-- Begin --

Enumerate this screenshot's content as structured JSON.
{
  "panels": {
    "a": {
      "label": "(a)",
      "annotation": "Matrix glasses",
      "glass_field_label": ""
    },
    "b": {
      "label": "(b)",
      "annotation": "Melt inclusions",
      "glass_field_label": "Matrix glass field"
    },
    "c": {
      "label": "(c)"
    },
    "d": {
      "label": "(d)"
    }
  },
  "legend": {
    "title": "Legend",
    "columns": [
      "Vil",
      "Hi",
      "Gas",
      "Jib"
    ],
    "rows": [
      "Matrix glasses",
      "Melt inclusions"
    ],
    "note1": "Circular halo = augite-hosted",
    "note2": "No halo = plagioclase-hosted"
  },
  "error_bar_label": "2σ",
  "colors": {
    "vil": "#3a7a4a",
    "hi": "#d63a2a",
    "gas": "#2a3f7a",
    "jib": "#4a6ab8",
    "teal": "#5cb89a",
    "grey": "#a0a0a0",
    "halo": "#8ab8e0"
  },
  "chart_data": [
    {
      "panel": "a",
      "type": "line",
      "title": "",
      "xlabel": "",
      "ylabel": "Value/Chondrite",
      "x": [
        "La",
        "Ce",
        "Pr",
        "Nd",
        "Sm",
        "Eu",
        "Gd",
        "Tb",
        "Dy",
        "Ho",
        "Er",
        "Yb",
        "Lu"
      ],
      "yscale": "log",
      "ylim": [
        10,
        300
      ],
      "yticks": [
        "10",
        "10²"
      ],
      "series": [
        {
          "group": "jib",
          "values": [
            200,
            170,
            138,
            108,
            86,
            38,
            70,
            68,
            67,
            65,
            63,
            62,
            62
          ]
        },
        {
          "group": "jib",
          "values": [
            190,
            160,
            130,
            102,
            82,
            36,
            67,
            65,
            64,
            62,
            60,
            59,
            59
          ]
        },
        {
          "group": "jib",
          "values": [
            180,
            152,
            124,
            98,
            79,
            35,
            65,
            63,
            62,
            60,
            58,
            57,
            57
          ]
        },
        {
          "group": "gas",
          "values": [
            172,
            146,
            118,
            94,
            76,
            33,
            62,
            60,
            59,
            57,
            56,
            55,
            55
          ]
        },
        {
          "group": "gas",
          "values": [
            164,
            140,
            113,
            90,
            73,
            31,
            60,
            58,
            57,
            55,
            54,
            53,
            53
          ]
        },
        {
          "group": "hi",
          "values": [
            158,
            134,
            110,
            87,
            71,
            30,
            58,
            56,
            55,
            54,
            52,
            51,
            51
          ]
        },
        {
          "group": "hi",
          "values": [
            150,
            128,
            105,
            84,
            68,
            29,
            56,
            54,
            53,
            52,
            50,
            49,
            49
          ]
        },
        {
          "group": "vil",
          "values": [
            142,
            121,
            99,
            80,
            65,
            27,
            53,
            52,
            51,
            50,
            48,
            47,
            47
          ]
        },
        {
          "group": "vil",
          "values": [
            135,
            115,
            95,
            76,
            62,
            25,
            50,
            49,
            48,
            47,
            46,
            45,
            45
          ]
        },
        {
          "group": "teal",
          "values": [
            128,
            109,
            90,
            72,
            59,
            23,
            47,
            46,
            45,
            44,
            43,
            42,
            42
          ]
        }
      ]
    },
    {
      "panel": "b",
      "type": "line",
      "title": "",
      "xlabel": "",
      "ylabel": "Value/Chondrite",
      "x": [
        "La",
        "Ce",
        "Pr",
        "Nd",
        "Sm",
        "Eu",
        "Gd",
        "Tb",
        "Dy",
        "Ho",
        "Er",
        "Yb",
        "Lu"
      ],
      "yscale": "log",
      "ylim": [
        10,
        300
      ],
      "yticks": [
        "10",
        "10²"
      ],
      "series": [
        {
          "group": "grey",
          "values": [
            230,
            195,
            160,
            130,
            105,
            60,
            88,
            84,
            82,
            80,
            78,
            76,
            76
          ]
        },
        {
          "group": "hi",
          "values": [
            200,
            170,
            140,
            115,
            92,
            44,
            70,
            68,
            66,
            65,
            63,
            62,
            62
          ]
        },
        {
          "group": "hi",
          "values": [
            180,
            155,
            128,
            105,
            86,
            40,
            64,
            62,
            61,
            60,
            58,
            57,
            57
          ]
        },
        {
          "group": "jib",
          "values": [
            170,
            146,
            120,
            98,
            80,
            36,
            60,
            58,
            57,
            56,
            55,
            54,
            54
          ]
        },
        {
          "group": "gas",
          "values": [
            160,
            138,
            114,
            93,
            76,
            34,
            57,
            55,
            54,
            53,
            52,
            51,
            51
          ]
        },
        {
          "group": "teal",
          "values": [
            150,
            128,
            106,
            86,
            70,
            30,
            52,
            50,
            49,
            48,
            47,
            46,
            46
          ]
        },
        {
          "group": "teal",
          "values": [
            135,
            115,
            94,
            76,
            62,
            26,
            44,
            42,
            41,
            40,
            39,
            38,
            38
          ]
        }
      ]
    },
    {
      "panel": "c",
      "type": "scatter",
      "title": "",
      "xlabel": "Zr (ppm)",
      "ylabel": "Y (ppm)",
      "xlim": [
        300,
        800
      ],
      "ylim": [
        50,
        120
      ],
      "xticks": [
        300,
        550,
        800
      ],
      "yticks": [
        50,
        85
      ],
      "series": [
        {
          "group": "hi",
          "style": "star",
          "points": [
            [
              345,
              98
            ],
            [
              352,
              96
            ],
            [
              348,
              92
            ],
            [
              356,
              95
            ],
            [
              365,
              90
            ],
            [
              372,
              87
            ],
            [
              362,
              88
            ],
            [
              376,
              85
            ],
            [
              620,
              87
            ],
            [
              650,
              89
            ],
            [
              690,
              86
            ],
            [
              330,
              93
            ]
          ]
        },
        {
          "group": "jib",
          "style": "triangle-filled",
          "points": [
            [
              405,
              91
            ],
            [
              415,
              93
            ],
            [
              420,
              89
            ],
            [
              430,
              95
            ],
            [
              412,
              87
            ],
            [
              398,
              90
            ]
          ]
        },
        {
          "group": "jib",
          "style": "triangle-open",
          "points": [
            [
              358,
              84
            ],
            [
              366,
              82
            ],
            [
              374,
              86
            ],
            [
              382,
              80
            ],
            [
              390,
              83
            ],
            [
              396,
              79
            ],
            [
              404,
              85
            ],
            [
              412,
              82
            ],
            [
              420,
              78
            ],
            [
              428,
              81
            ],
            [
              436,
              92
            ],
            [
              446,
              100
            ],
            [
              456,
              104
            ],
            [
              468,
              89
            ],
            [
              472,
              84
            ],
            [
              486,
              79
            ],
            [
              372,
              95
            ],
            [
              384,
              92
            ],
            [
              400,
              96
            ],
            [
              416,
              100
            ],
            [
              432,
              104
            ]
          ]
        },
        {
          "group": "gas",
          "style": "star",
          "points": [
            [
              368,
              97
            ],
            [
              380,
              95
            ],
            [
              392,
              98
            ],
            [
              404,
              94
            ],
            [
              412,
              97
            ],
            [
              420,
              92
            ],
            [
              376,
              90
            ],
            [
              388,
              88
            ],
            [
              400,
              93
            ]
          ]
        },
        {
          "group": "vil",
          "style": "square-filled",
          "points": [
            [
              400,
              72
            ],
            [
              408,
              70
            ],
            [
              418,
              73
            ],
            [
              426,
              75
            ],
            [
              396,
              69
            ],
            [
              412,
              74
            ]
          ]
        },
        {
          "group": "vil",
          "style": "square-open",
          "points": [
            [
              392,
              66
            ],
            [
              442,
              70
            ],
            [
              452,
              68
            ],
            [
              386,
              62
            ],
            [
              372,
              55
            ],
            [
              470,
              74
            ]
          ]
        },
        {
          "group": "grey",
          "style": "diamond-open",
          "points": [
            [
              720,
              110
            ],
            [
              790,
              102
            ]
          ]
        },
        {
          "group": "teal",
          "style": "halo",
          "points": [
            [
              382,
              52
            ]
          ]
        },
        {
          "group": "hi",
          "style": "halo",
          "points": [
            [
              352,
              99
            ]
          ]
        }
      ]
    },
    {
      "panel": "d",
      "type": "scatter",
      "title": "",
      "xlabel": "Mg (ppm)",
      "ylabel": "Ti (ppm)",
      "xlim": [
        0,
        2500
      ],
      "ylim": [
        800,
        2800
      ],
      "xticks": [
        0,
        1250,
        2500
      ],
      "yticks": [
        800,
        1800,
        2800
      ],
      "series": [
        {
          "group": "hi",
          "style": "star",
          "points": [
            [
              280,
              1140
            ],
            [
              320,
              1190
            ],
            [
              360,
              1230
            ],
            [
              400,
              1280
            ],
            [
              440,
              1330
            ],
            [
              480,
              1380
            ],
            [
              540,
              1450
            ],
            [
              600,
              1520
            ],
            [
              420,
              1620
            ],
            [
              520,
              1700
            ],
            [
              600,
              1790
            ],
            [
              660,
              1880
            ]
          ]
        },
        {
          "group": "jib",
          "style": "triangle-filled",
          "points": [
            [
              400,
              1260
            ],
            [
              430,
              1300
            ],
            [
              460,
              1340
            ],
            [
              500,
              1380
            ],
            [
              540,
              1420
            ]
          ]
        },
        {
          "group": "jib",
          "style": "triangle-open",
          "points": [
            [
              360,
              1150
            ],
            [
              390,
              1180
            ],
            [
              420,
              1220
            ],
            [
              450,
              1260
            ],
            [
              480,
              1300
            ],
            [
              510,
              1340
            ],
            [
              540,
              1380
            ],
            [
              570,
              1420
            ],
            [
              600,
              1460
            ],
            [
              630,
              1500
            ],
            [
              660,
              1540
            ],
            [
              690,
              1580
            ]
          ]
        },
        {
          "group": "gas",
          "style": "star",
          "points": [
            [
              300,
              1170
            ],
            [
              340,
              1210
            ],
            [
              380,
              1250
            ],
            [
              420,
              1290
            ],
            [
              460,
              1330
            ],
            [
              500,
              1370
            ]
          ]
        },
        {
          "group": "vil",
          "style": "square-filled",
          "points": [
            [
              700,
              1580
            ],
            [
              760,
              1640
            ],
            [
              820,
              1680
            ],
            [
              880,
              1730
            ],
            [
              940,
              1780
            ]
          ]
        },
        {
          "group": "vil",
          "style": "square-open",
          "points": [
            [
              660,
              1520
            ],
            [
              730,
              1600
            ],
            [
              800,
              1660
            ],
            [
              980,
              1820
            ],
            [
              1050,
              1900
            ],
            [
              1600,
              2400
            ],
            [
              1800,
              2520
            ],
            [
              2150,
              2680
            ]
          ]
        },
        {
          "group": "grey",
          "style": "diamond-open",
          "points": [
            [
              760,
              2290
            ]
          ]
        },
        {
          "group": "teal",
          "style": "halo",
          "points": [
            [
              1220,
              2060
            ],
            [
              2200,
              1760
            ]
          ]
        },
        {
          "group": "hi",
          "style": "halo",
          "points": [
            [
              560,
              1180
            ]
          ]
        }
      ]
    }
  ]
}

-- End --

WHAT NEEDS TO BE DONE => Which lines in the listing above hold the word "xlabel"? Show each of them.

REPLY TO THE EXERCISE =>
      "xlabel": "",
      "xlabel": "",
      "xlabel": "Zr (ppm)",
      "xlabel": "Mg (ppm)",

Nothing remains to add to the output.